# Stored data
------------
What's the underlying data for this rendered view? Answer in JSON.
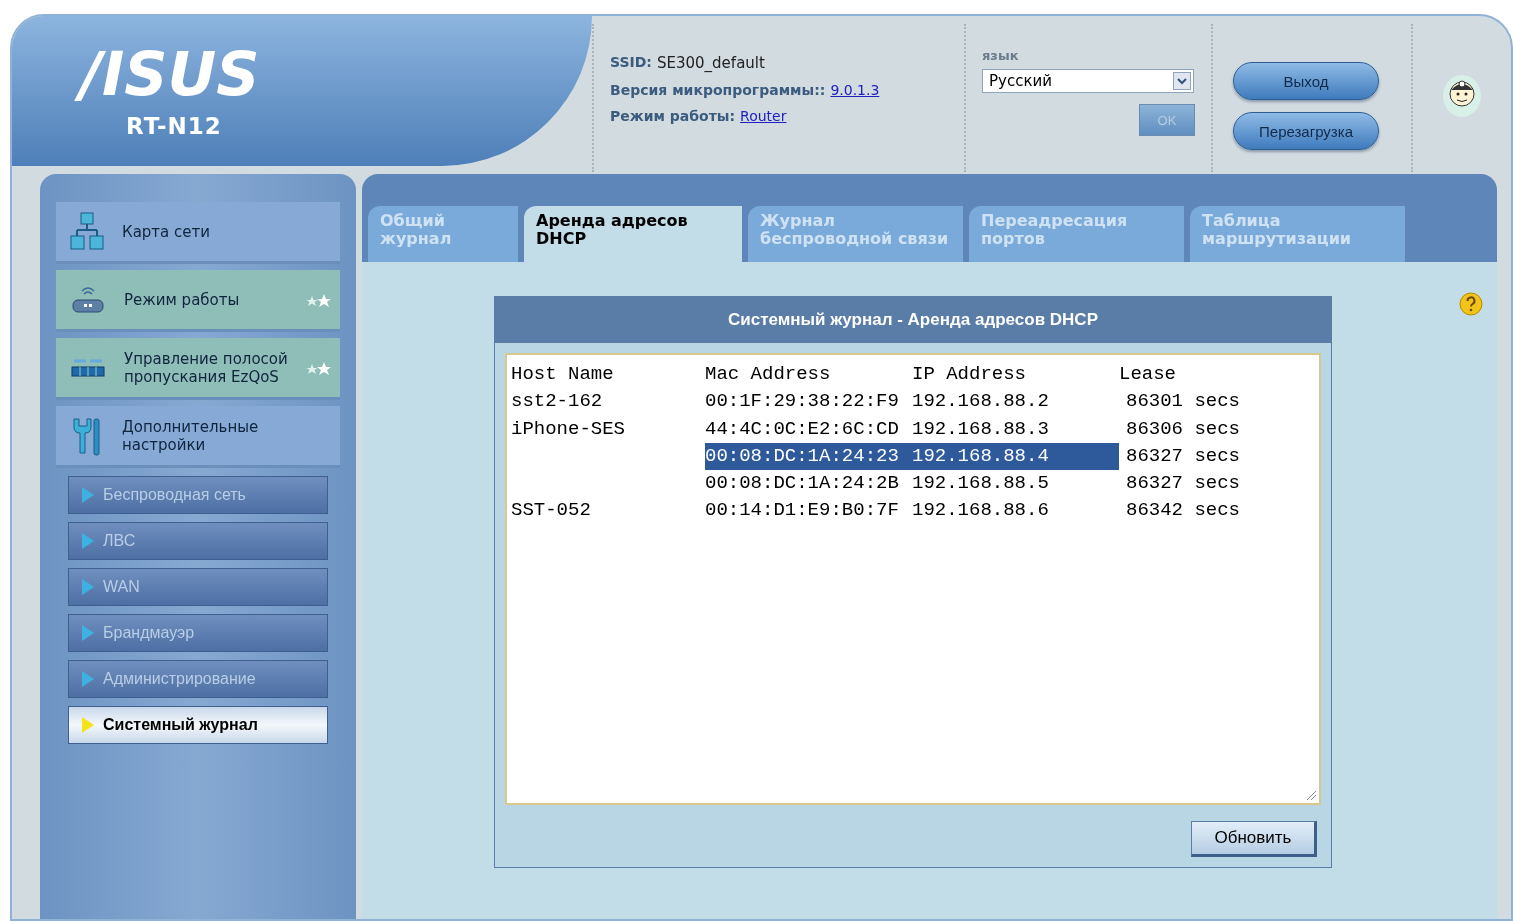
{
  "logo": {
    "brand": "/ISUS",
    "model": "RT-N12"
  },
  "info": [
    {
      "label": "SSID:",
      "value": "SE300_default",
      "link": false
    },
    {
      "label": "Версия микропрограммы::",
      "value": "9.0.1.3",
      "link": true
    },
    {
      "label": "Режим работы:",
      "value": "Router",
      "link": true
    }
  ],
  "language": {
    "label": "язык",
    "value": "Русский",
    "ok": "OK"
  },
  "buttons": [
    "Выход",
    "Перезагрузка"
  ],
  "sidebar": {
    "items": [
      {
        "kind": "main",
        "label": "Карта сети",
        "highlighted": false
      },
      {
        "kind": "main",
        "label": "Режим работы",
        "highlighted": true
      },
      {
        "kind": "main",
        "label": "Управление полосой пропускания EzQoS",
        "highlighted": true
      },
      {
        "kind": "main",
        "label": "Дополнительные настройки",
        "highlighted": false
      },
      {
        "kind": "sub",
        "label": "Беспроводная сеть",
        "selected": false
      },
      {
        "kind": "sub",
        "label": "ЛВС",
        "selected": false
      },
      {
        "kind": "sub",
        "label": "WAN",
        "selected": false
      },
      {
        "kind": "sub",
        "label": "Брандмауэр",
        "selected": false
      },
      {
        "kind": "sub",
        "label": "Администрирование",
        "selected": false
      },
      {
        "kind": "sub",
        "label": "Системный журнал",
        "selected": true
      }
    ]
  },
  "tabs": [
    {
      "label": "Общий журнал",
      "selected": false
    },
    {
      "label": "Аренда адресов DHCP",
      "selected": true
    },
    {
      "label": "Журнал беспроводной связи",
      "selected": false
    },
    {
      "label": "Переадресация портов",
      "selected": false
    },
    {
      "label": "Таблица маршрутизации",
      "selected": false
    }
  ],
  "log": {
    "title": "Системный журнал - Аренда адресов DHCP",
    "columns": [
      "Host Name",
      "Mac Address",
      "IP Address",
      "Lease"
    ],
    "rows": [
      {
        "host": "sst2-162",
        "mac": "00:1F:29:38:22:F9",
        "ip": "192.168.88.2",
        "lease": "86301 secs",
        "highlighted": false
      },
      {
        "host": "iPhone-SES",
        "mac": "44:4C:0C:E2:6C:CD",
        "ip": "192.168.88.3",
        "lease": "86306 secs",
        "highlighted": false
      },
      {
        "host": "",
        "mac": "00:08:DC:1A:24:23",
        "ip": "192.168.88.4",
        "lease": "86327 secs",
        "highlighted": true
      },
      {
        "host": "",
        "mac": "00:08:DC:1A:24:2B",
        "ip": "192.168.88.5",
        "lease": "86327 secs",
        "highlighted": false
      },
      {
        "host": "SST-052",
        "mac": "00:14:D1:E9:B0:7F",
        "ip": "192.168.88.6",
        "lease": "86342 secs",
        "highlighted": false
      }
    ],
    "refresh": "Обновить"
  }
}
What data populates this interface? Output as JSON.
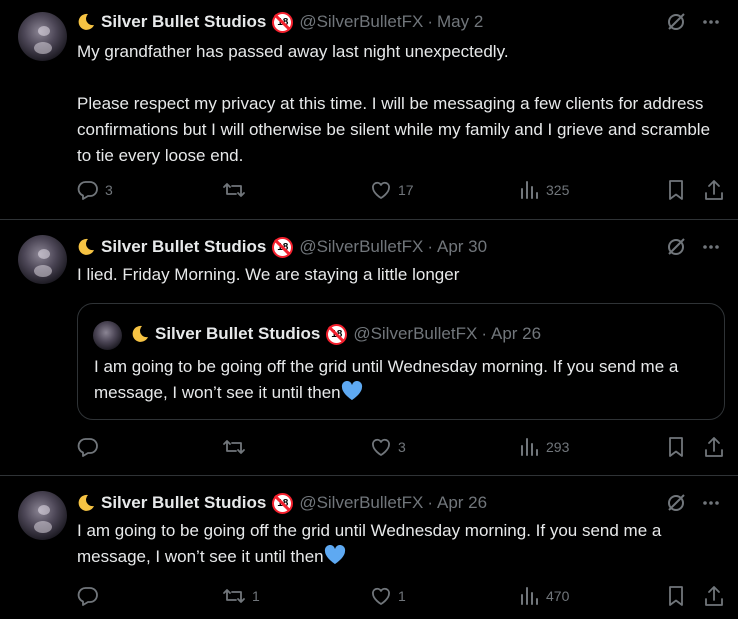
{
  "tweets": [
    {
      "author": {
        "name": "Silver Bullet Studios",
        "handle": "@SilverBulletFX"
      },
      "date": "May 2",
      "text": "My grandfather has passed away last night unexpectedly.\n\nPlease respect my privacy at this time. I will be messaging a few clients for address confirmations but I will otherwise be silent while my family and I grieve and scramble to tie every loose end.",
      "stats": {
        "replies": "3",
        "retweets": "",
        "likes": "17",
        "views": "325"
      }
    },
    {
      "author": {
        "name": "Silver Bullet Studios",
        "handle": "@SilverBulletFX"
      },
      "date": "Apr 30",
      "text": "I lied. Friday Morning. We are staying a little longer",
      "quote": {
        "author": {
          "name": "Silver Bullet Studios",
          "handle": "@SilverBulletFX"
        },
        "date": "Apr 26",
        "text": "I am going to be going off the grid until Wednesday morning. If you send me a message, I won’t see it until then"
      },
      "stats": {
        "replies": "",
        "retweets": "",
        "likes": "3",
        "views": "293"
      }
    },
    {
      "author": {
        "name": "Silver Bullet Studios",
        "handle": "@SilverBulletFX"
      },
      "date": "Apr 26",
      "text": "I am going to be going off the grid until Wednesday morning. If you send me a message, I won’t see it until then",
      "stats": {
        "replies": "",
        "retweets": "1",
        "likes": "1",
        "views": "470"
      }
    }
  ],
  "separator": "·",
  "colors": {
    "background": "#000000",
    "text": "#e7e9ea",
    "muted": "#71767b",
    "border": "#2f3336",
    "badge": "#f4212e",
    "heart": "#5ea9f2"
  },
  "icons": [
    "crescent-moon-emoji",
    "no-under-18-emoji",
    "grok-icon",
    "more-icon",
    "reply-icon",
    "retweet-icon",
    "like-icon",
    "views-icon",
    "bookmark-icon",
    "share-icon",
    "blue-heart-emoji"
  ]
}
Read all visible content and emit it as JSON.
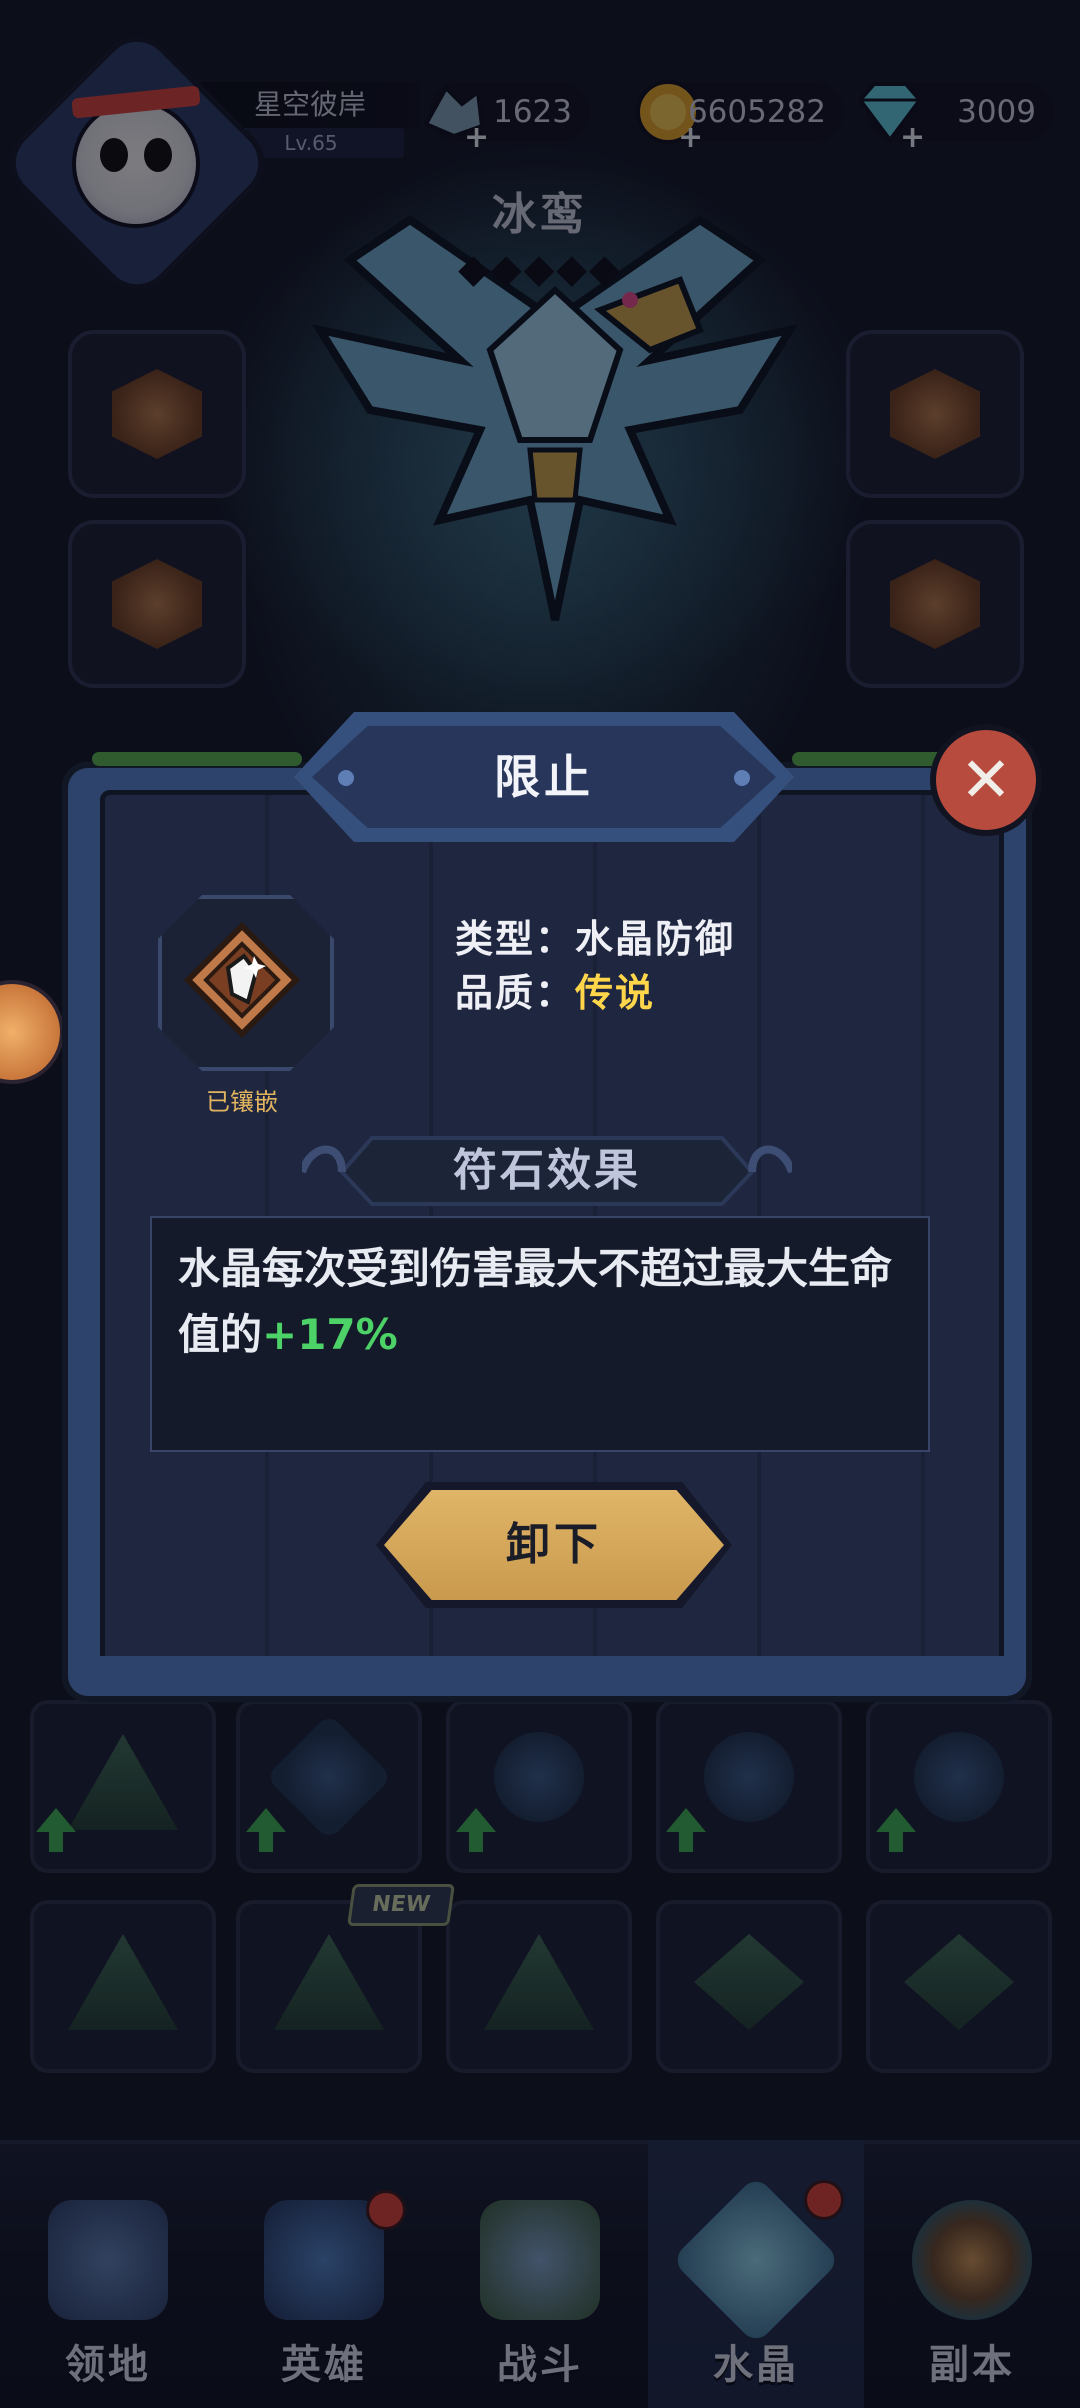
{
  "player": {
    "name": "星空彼岸",
    "level": "Lv.65",
    "level_progress": 0.15
  },
  "resources": [
    {
      "icon": "crystal-shard-icon",
      "value": "1623"
    },
    {
      "icon": "gold-coin-icon",
      "value": "6605282"
    },
    {
      "icon": "diamond-gem-icon",
      "value": "3009"
    }
  ],
  "hero": {
    "name": "冰鸾",
    "stars": "◆◆◆◆◆"
  },
  "modal": {
    "title": "限止",
    "status": "已镶嵌",
    "type_label": "类型：",
    "type_value": "水晶防御",
    "quality_label": "品质：",
    "quality_value": "传说",
    "section_title": "符石效果",
    "effect_text": "水晶每次受到伤害最大不超过最大生命值的",
    "effect_value": "+17%",
    "unequip_label": "卸下"
  },
  "grid": {
    "new_badge": "NEW"
  },
  "nav": {
    "items": [
      {
        "label": "领地",
        "icon": "territory-icon"
      },
      {
        "label": "英雄",
        "icon": "hero-icon"
      },
      {
        "label": "战斗",
        "icon": "battle-icon"
      },
      {
        "label": "水晶",
        "icon": "crystal-icon"
      },
      {
        "label": "副本",
        "icon": "dungeon-icon"
      }
    ],
    "active_index": 3
  },
  "colors": {
    "quality_legend": "#ffd54a",
    "effect_highlight": "#4cd266",
    "status_label": "#e2b45f",
    "unequip_button": "#d9ad60",
    "close_button": "#b74b3e"
  }
}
------------
The records above need to be given again exactly. Omit the pictures.

What's the underlying data for this rendered view? Answer in JSON.
{
  "logo": {
    "brand": "/ISUS",
    "model": "RT-N12"
  },
  "info": [
    {
      "label": "SSID:",
      "value": "SE300_default",
      "link": false
    },
    {
      "label": "Версия микропрограммы::",
      "value": "9.0.1.3",
      "link": true
    },
    {
      "label": "Режим работы:",
      "value": "Router",
      "link": true
    }
  ],
  "language": {
    "label": "язык",
    "value": "Русский",
    "ok": "OK"
  },
  "buttons": [
    "Выход",
    "Перезагрузка"
  ],
  "sidebar": {
    "items": [
      {
        "kind": "main",
        "label": "Карта сети",
        "highlighted": false
      },
      {
        "kind": "main",
        "label": "Режим работы",
        "highlighted": true
      },
      {
        "kind": "main",
        "label": "Управление полосой пропускания EzQoS",
        "highlighted": true
      },
      {
        "kind": "main",
        "label": "Дополнительные настройки",
        "highlighted": false
      },
      {
        "kind": "sub",
        "label": "Беспроводная сеть",
        "selected": false
      },
      {
        "kind": "sub",
        "label": "ЛВС",
        "selected": false
      },
      {
        "kind": "sub",
        "label": "WAN",
        "selected": false
      },
      {
        "kind": "sub",
        "label": "Брандмауэр",
        "selected": false
      },
      {
        "kind": "sub",
        "label": "Администрирование",
        "selected": false
      },
      {
        "kind": "sub",
        "label": "Системный журнал",
        "selected": true
      }
    ]
  },
  "tabs": [
    {
      "label": "Общий журнал",
      "selected": false
    },
    {
      "label": "Аренда адресов DHCP",
      "selected": true
    },
    {
      "label": "Журнал беспроводной связи",
      "selected": false
    },
    {
      "label": "Переадресация портов",
      "selected": false
    },
    {
      "label": "Таблица маршрутизации",
      "selected": false
    }
  ],
  "log": {
    "title": "Системный журнал - Аренда адресов DHCP",
    "columns": [
      "Host Name",
      "Mac Address",
      "IP Address",
      "Lease"
    ],
    "rows": [
      {
        "host": "sst2-162",
        "mac": "00:1F:29:38:22:F9",
        "ip": "192.168.88.2",
        "lease": "86301 secs",
        "highlighted": false
      },
      {
        "host": "iPhone-SES",
        "mac": "44:4C:0C:E2:6C:CD",
        "ip": "192.168.88.3",
        "lease": "86306 secs",
        "highlighted": false
      },
      {
        "host": "",
        "mac": "00:08:DC:1A:24:23",
        "ip": "192.168.88.4",
        "lease": "86327 secs",
        "highlighted": true
      },
      {
        "host": "",
        "mac": "00:08:DC:1A:24:2B",
        "ip": "192.168.88.5",
        "lease": "86327 secs",
        "highlighted": false
      },
      {
        "host": "SST-052",
        "mac": "00:14:D1:E9:B0:7F",
        "ip": "192.168.88.6",
        "lease": "86342 secs",
        "highlighted": false
      }
    ],
    "refresh": "Обновить"
  }
}
What data populates this interface? Output as JSON.
{
  "tweets": [
    {
      "author": {
        "name": "Silver Bullet Studios",
        "handle": "@SilverBulletFX"
      },
      "date": "May 2",
      "text": "My grandfather has passed away last night unexpectedly.\n\nPlease respect my privacy at this time. I will be messaging a few clients for address confirmations but I will otherwise be silent while my family and I grieve and scramble to tie every loose end.",
      "stats": {
        "replies": "3",
        "retweets": "",
        "likes": "17",
        "views": "325"
      }
    },
    {
      "author": {
        "name": "Silver Bullet Studios",
        "handle": "@SilverBulletFX"
      },
      "date": "Apr 30",
      "text": "I lied. Friday Morning. We are staying a little longer",
      "quote": {
        "author": {
          "name": "Silver Bullet Studios",
          "handle": "@SilverBulletFX"
        },
        "date": "Apr 26",
        "text": "I am going to be going off the grid until Wednesday morning. If you send me a message, I won’t see it until then"
      },
      "stats": {
        "replies": "",
        "retweets": "",
        "likes": "3",
        "views": "293"
      }
    },
    {
      "author": {
        "name": "Silver Bullet Studios",
        "handle": "@SilverBulletFX"
      },
      "date": "Apr 26",
      "text": "I am going to be going off the grid until Wednesday morning. If you send me a message, I won’t see it until then",
      "stats": {
        "replies": "",
        "retweets": "1",
        "likes": "1",
        "views": "470"
      }
    }
  ],
  "separator": "·",
  "colors": {
    "background": "#000000",
    "text": "#e7e9ea",
    "muted": "#71767b",
    "border": "#2f3336",
    "badge": "#f4212e",
    "heart": "#5ea9f2"
  },
  "icons": [
    "crescent-moon-emoji",
    "no-under-18-emoji",
    "grok-icon",
    "more-icon",
    "reply-icon",
    "retweet-icon",
    "like-icon",
    "views-icon",
    "bookmark-icon",
    "share-icon",
    "blue-heart-emoji"
  ]
}
Read all visible content and emit it as JSON.
{
  "player": {
    "name": "星空彼岸",
    "level": "Lv.65",
    "level_progress": 0.15
  },
  "resources": [
    {
      "icon": "crystal-shard-icon",
      "value": "1623"
    },
    {
      "icon": "gold-coin-icon",
      "value": "6605282"
    },
    {
      "icon": "diamond-gem-icon",
      "value": "3009"
    }
  ],
  "hero": {
    "name": "冰鸾",
    "stars": "◆◆◆◆◆"
  },
  "modal": {
    "title": "限止",
    "status": "已镶嵌",
    "type_label": "类型：",
    "type_value": "水晶防御",
    "quality_label": "品质：",
    "quality_value": "传说",
    "section_title": "符石效果",
    "effect_text": "水晶每次受到伤害最大不超过最大生命值的",
    "effect_value": "+17%",
    "unequip_label": "卸下"
  },
  "grid": {
    "new_badge": "NEW"
  },
  "nav": {
    "items": [
      {
        "label": "领地",
        "icon": "territory-icon"
      },
      {
        "label": "英雄",
        "icon": "hero-icon"
      },
      {
        "label": "战斗",
        "icon": "battle-icon"
      },
      {
        "label": "水晶",
        "icon": "crystal-icon"
      },
      {
        "label": "副本",
        "icon": "dungeon-icon"
      }
    ],
    "active_index": 3
  },
  "colors": {
    "quality_legend": "#ffd54a",
    "effect_highlight": "#4cd266",
    "status_label": "#e2b45f",
    "unequip_button": "#d9ad60",
    "close_button": "#b74b3e"
  }
}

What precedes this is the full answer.